* Stated goal *
All entries below need to be written out exactly, but without their pictures.

[Data listing]
********
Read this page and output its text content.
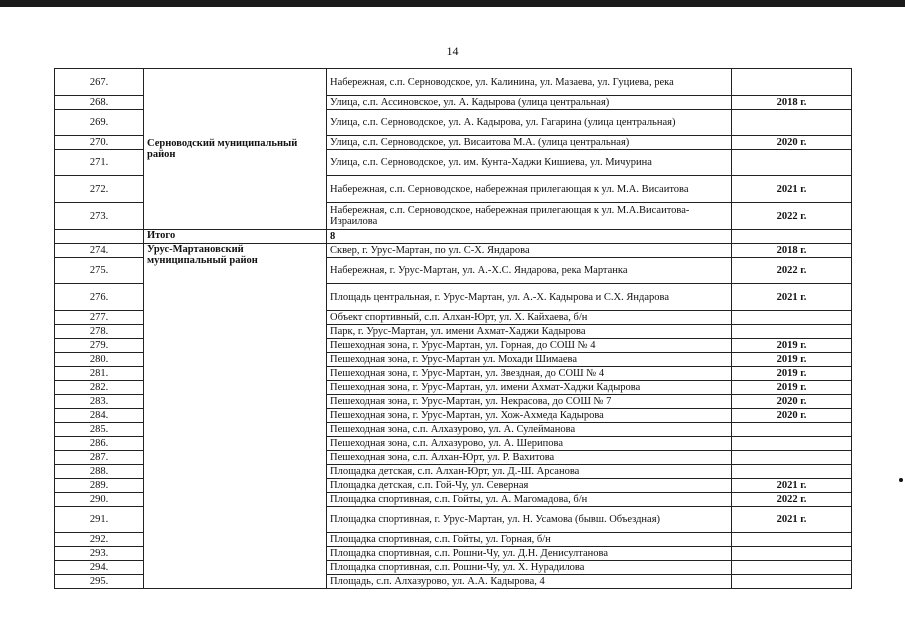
14
267.	Серноводский муниципальный район	Набережная, с.п. Серноводское, ул. Калинина, ул. Мазаева, ул. Гуциева, река	
268.		Улица, с.п. Ассиновское, ул. А. Кадырова (улица центральная)	2018 г.
269.		Улица, с.п. Серноводское, ул. А. Кадырова, ул. Гагарина (улица центральная)	
270.		Улица, с.п. Серноводское, ул. Висаитова М.А. (улица центральная)	2020 г.
271.		Улица, с.п. Серноводское, ул. им. Кунта-Хаджи Кишиева, ул. Мичурина	
272.		Набережная, с.п. Серноводское, набережная прилегающая к ул. М.А. Висаитова	2021 г.
273.		Набережная, с.п. Серноводское, набережная прилегающая к ул. М.А.Висаитова- Израилова	2022 г.
	Итого	8	
274.	Урус-Мартановский муниципальный район	Сквер, г. Урус-Мартан, по ул. С-Х. Яндарова	2018 г.
275.		Набережная, г. Урус-Мартан, ул. А.-Х.С. Яндарова, река Мартанка	2022 г.
276.		Площадь центральная, г. Урус-Мартан, ул. А.-Х. Кадырова и С.Х. Яндарова	2021 г.
277.		Объект спортивный, с.п. Алхан-Юрт, ул. Х. Кайхаева, б/н	
278.		Парк, г. Урус-Мартан, ул. имени Ахмат-Хаджи Кадырова	
279.		Пешеходная зона, г. Урус-Мартан, ул. Горная, до СОШ № 4	2019 г.
280.		Пешеходная зона, г. Урус-Мартан ул. Мохади Шимаева	2019 г.
281.		Пешеходная зона, г. Урус-Мартан, ул. Звездная, до СОШ № 4	2019 г.
282.		Пешеходная зона, г. Урус-Мартан, ул. имени Ахмат-Хаджи Кадырова	2019 г.
283.		Пешеходная зона, г. Урус-Мартан, ул. Некрасова, до СОШ № 7	2020 г.
284.		Пешеходная зона, г. Урус-Мартан, ул. Хож-Ахмеда Кадырова	2020 г.
285.		Пешеходная зона, с.п. Алхазурово, ул. А. Сулейманова	
286.		Пешеходная зона, с.п. Алхазурово, ул. А. Шерипова	
287.		Пешеходная зона, с.п. Алхан-Юрт, ул. Р. Вахитова	
288.		Площадка детская, с.п. Алхан-Юрт, ул. Д.-Ш. Арсанова	
289.		Площадка детская, с.п. Гой-Чу, ул. Северная	2021 г.
290.		Площадка спортивная, с.п. Гойты, ул. А. Магомадова, б/н	2022 г.
291.		Площадка спортивная, г. Урус-Мартан, ул. Н. Усамова (бывш. Объездная)	2021 г.
292.		Площадка спортивная, с.п. Гойты, ул. Горная, б/н	
293.		Площадка спортивная, с.п. Рошни-Чу, ул. Д.Н. Денисултанова	
294.		Площадка спортивная, с.п. Рошни-Чу, ул. Х. Нурадилова	
295.		Площадь, с.п. Алхазурово, ул. А.А. Кадырова, 4	
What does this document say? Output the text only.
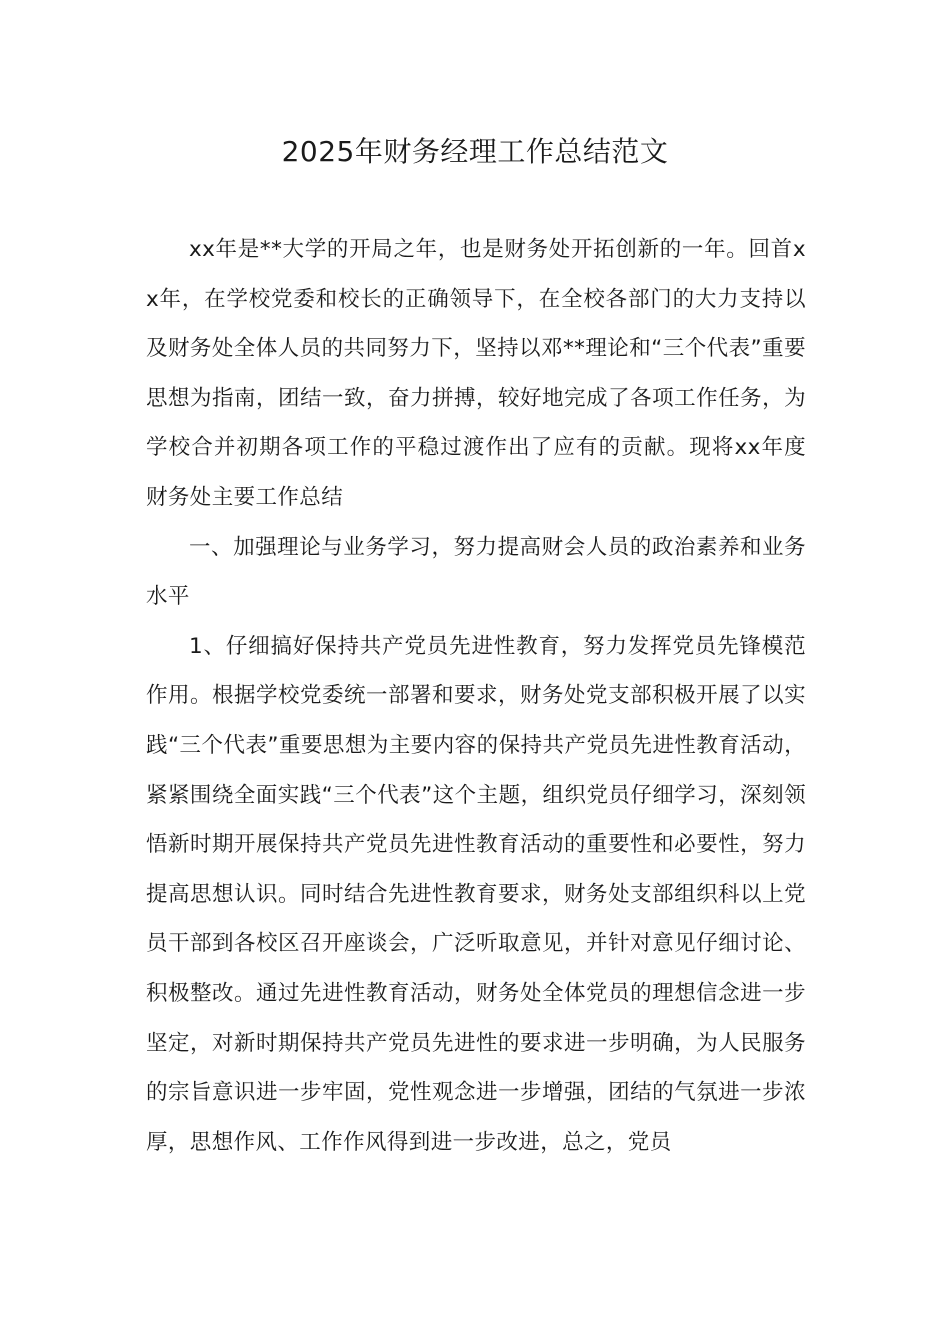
2025年财务经理工作总结范文

xx年是**大学的开局之年，也是财务处开拓创新的一年。回首xx年，在学校党委和校长的正确领导下，在全校各部门的大力支持以及财务处全体人员的共同努力下，坚持以邓**理论和“三个代表”重要思想为指南，团结一致，奋力拼搏，较好地完成了各项工作任务，为学校合并初期各项工作的平稳过渡作出了应有的贡献。现将xx年度财务处主要工作总结

一、加强理论与业务学习，努力提高财会人员的政治素养和业务水平

1、仔细搞好保持共产党员先进性教育，努力发挥党员先锋模范作用。根据学校党委统一部署和要求，财务处党支部积极开展了以实践“三个代表”重要思想为主要内容的保持共产党员先进性教育活动，紧紧围绕全面实践“三个代表”这个主题，组织党员仔细学习，深刻领悟新时期开展保持共产党员先进性教育活动的重要性和必要性，努力提高思想认识。同时结合先进性教育要求，财务处支部组织科以上党员干部到各校区召开座谈会，广泛听取意见，并针对意见仔细讨论、积极整改。通过先进性教育活动，财务处全体党员的理想信念进一步坚定，对新时期保持共产党员先进性的要求进一步明确，为人民服务的宗旨意识进一步牢固，党性观念进一步增强，团结的气氛进一步浓厚，思想作风、工作作风得到进一步改进，总之，党员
********
* Full response *
Read this page and output its text content.
14
267.	Серноводский муниципальный район	Набережная, с.п. Серноводское, ул. Калинина, ул. Мазаева, ул. Гуциева, река	
268.		Улица, с.п. Ассиновское, ул. А. Кадырова (улица центральная)	2018 г.
269.		Улица, с.п. Серноводское, ул. А. Кадырова, ул. Гагарина (улица центральная)	
270.		Улица, с.п. Серноводское, ул. Висаитова М.А. (улица центральная)	2020 г.
271.		Улица, с.п. Серноводское, ул. им. Кунта-Хаджи Кишиева, ул. Мичурина	
272.		Набережная, с.п. Серноводское, набережная прилегающая к ул. М.А. Висаитова	2021 г.
273.		Набережная, с.п. Серноводское, набережная прилегающая к ул. М.А.Висаитова- Израилова	2022 г.
	Итого	8	
274.	Урус-Мартановский муниципальный район	Сквер, г. Урус-Мартан, по ул. С-Х. Яндарова	2018 г.
275.		Набережная, г. Урус-Мартан, ул. А.-Х.С. Яндарова, река Мартанка	2022 г.
276.		Площадь центральная, г. Урус-Мартан, ул. А.-Х. Кадырова и С.Х. Яндарова	2021 г.
277.		Объект спортивный, с.п. Алхан-Юрт, ул. Х. Кайхаева, б/н	
278.		Парк, г. Урус-Мартан, ул. имени Ахмат-Хаджи Кадырова	
279.		Пешеходная зона, г. Урус-Мартан, ул. Горная, до СОШ № 4	2019 г.
280.		Пешеходная зона, г. Урус-Мартан ул. Мохади Шимаева	2019 г.
281.		Пешеходная зона, г. Урус-Мартан, ул. Звездная, до СОШ № 4	2019 г.
282.		Пешеходная зона, г. Урус-Мартан, ул. имени Ахмат-Хаджи Кадырова	2019 г.
283.		Пешеходная зона, г. Урус-Мартан, ул. Некрасова, до СОШ № 7	2020 г.
284.		Пешеходная зона, г. Урус-Мартан, ул. Хож-Ахмеда Кадырова	2020 г.
285.		Пешеходная зона, с.п. Алхазурово, ул. А. Сулейманова	
286.		Пешеходная зона, с.п. Алхазурово, ул. А. Шерипова	
287.		Пешеходная зона, с.п. Алхан-Юрт, ул. Р. Вахитова	
288.		Площадка детская, с.п. Алхан-Юрт, ул. Д.-Ш. Арсанова	
289.		Площадка детская, с.п. Гой-Чу, ул. Северная	2021 г.
290.		Площадка спортивная, с.п. Гойты, ул. А. Магомадова, б/н	2022 г.
291.		Площадка спортивная, г. Урус-Мартан, ул. Н. Усамова (бывш. Объездная)	2021 г.
292.		Площадка спортивная, с.п. Гойты, ул. Горная, б/н	
293.		Площадка спортивная, с.п. Рошни-Чу, ул. Д.Н. Денисултанова	
294.		Площадка спортивная, с.п. Рошни-Чу, ул. Х. Нурадилова	
295.		Площадь, с.п. Алхазурово, ул. А.А. Кадырова, 4	
What does this document say? Output the text only.
2025年财务经理工作总结范文

xx年是**大学的开局之年，也是财务处开拓创新的一年。回首xx年，在学校党委和校长的正确领导下，在全校各部门的大力支持以及财务处全体人员的共同努力下，坚持以邓**理论和“三个代表”重要思想为指南，团结一致，奋力拼搏，较好地完成了各项工作任务，为学校合并初期各项工作的平稳过渡作出了应有的贡献。现将xx年度财务处主要工作总结

一、加强理论与业务学习，努力提高财会人员的政治素养和业务水平

1、仔细搞好保持共产党员先进性教育，努力发挥党员先锋模范作用。根据学校党委统一部署和要求，财务处党支部积极开展了以实践“三个代表”重要思想为主要内容的保持共产党员先进性教育活动，紧紧围绕全面实践“三个代表”这个主题，组织党员仔细学习，深刻领悟新时期开展保持共产党员先进性教育活动的重要性和必要性，努力提高思想认识。同时结合先进性教育要求，财务处支部组织科以上党员干部到各校区召开座谈会，广泛听取意见，并针对意见仔细讨论、积极整改。通过先进性教育活动，财务处全体党员的理想信念进一步坚定，对新时期保持共产党员先进性的要求进一步明确，为人民服务的宗旨意识进一步牢固，党性观念进一步增强，团结的气氛进一步浓厚，思想作风、工作作风得到进一步改进，总之，党员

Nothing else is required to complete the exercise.